■ Required task: Transcribe the records exactly. Pictures do not belong in the transcription.
########################################
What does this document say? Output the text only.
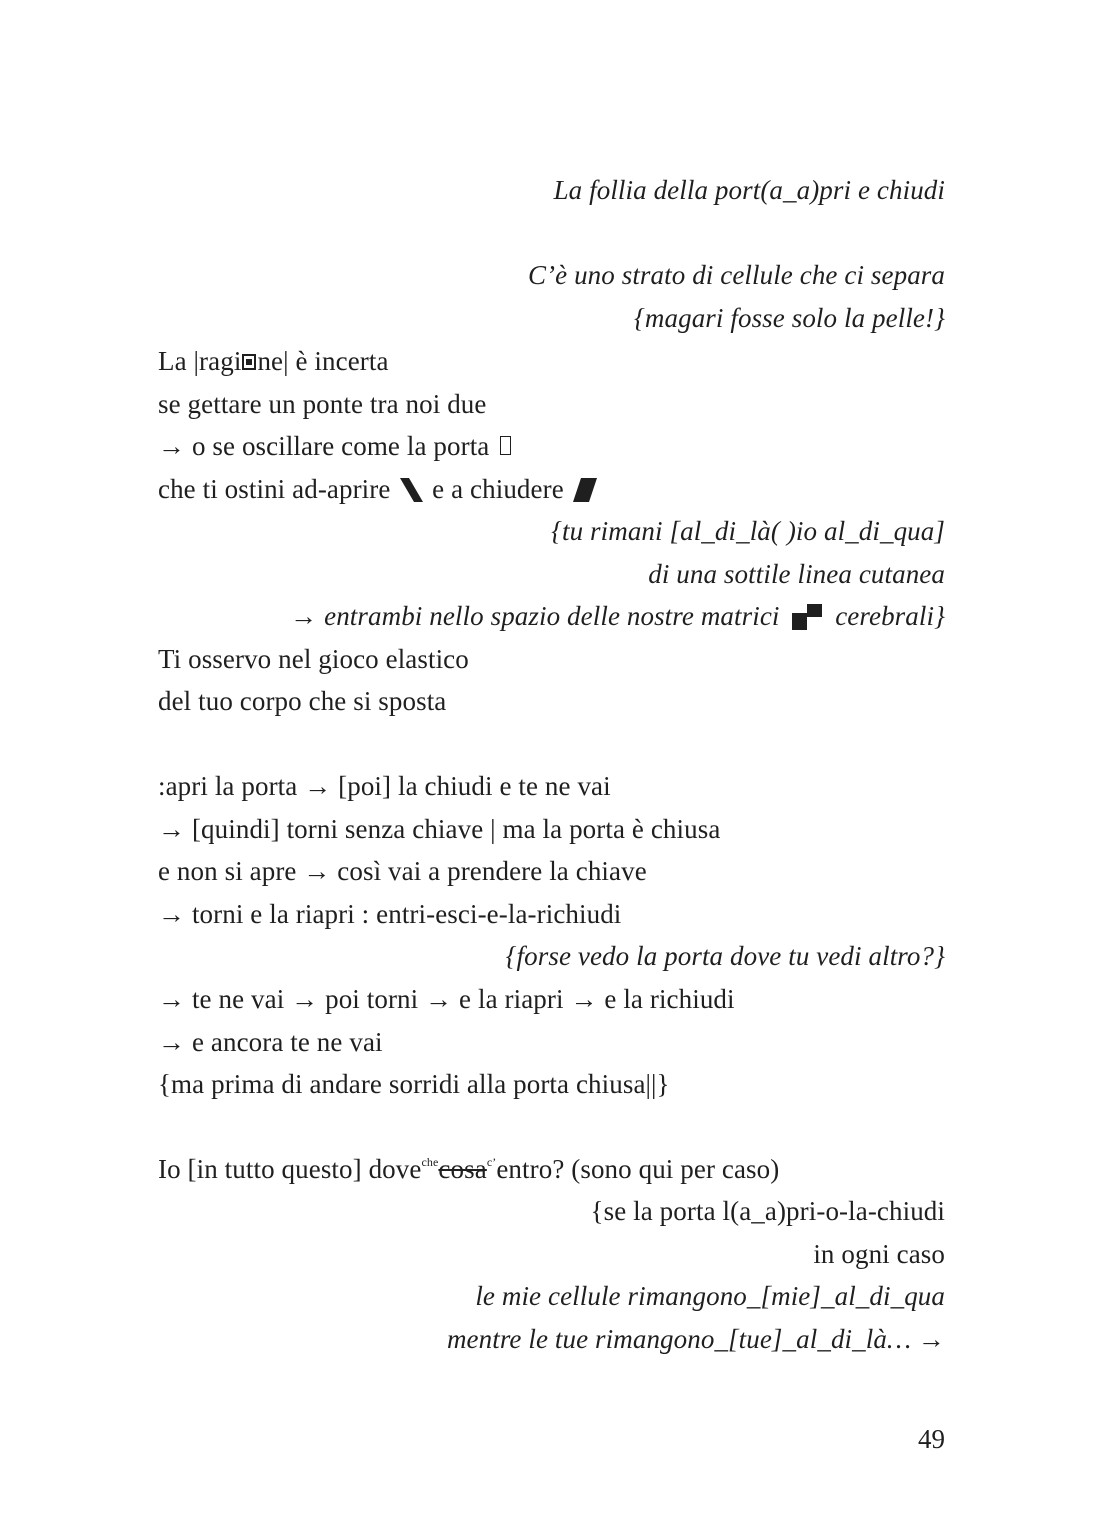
La follia della port(a_a)pri e chiudi
C’è uno strato di cellule che ci separa
{magari fosse solo la pelle!}
La |ragi ne| è incerta
se gettare un ponte tra noi due
→ o se oscillare come la porta
che ti ostini ad-aprire  e a chiudere
{tu rimani [al_di_là( )io al_di_qua]
di una sottile linea cutanea
→ entrambi nello spazio delle nostre matrici  cerebrali}
Ti osservo nel gioco elastico
del tuo corpo che si sposta
:apri la porta → [poi] la chiudi e te ne vai
→ [quindi] torni senza chiave | ma la porta è chiusa
e non si apre → così vai a prendere la chiave
→ torni e la riapri : entri-esci-e-la-richiudi
{forse vedo la porta dove tu vedi altro?}
→ te ne vai → poi torni → e la riapri → e la richiudi
→ e ancora te ne vai
{ma prima di andare sorridi alla porta chiusa||}
Io [in tutto questo] dove$^{che}$cosa$^{c’}$entro? (sono qui per caso)
{se la porta l(a_a)pri-o-la-chiudi
in ogni caso
le mie cellule rimangono_[mie]_al_di_qua
mentre le tue rimangono_[tue]_al_di_là… →
49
########################################
■ Reply:
What does this document say? Output the text only.
La follia della port(a_a)pri e chiudi
C’è uno strato di cellule che ci separa
{magari fosse solo la pelle!}
La |ragi ne| è incerta
se gettare un ponte tra noi due
→ o se oscillare come la porta
che ti ostini ad-aprire  e a chiudere
{tu rimani [al_di_là( )io al_di_qua]
di una sottile linea cutanea
→ entrambi nello spazio delle nostre matrici  cerebrali}
Ti osservo nel gioco elastico
del tuo corpo che si sposta
:apri la porta → [poi] la chiudi e te ne vai
→ [quindi] torni senza chiave | ma la porta è chiusa
e non si apre → così vai a prendere la chiave
→ torni e la riapri : entri-esci-e-la-richiudi
{forse vedo la porta dove tu vedi altro?}
→ te ne vai → poi torni → e la riapri → e la richiudi
→ e ancora te ne vai
{ma prima di andare sorridi alla porta chiusa||}
Io [in tutto questo] dove$^{che}$cosa$^{c’}$entro? (sono qui per caso)
{se la porta l(a_a)pri-o-la-chiudi
in ogni caso
le mie cellule rimangono_[mie]_al_di_qua
mentre le tue rimangono_[tue]_al_di_là… →
49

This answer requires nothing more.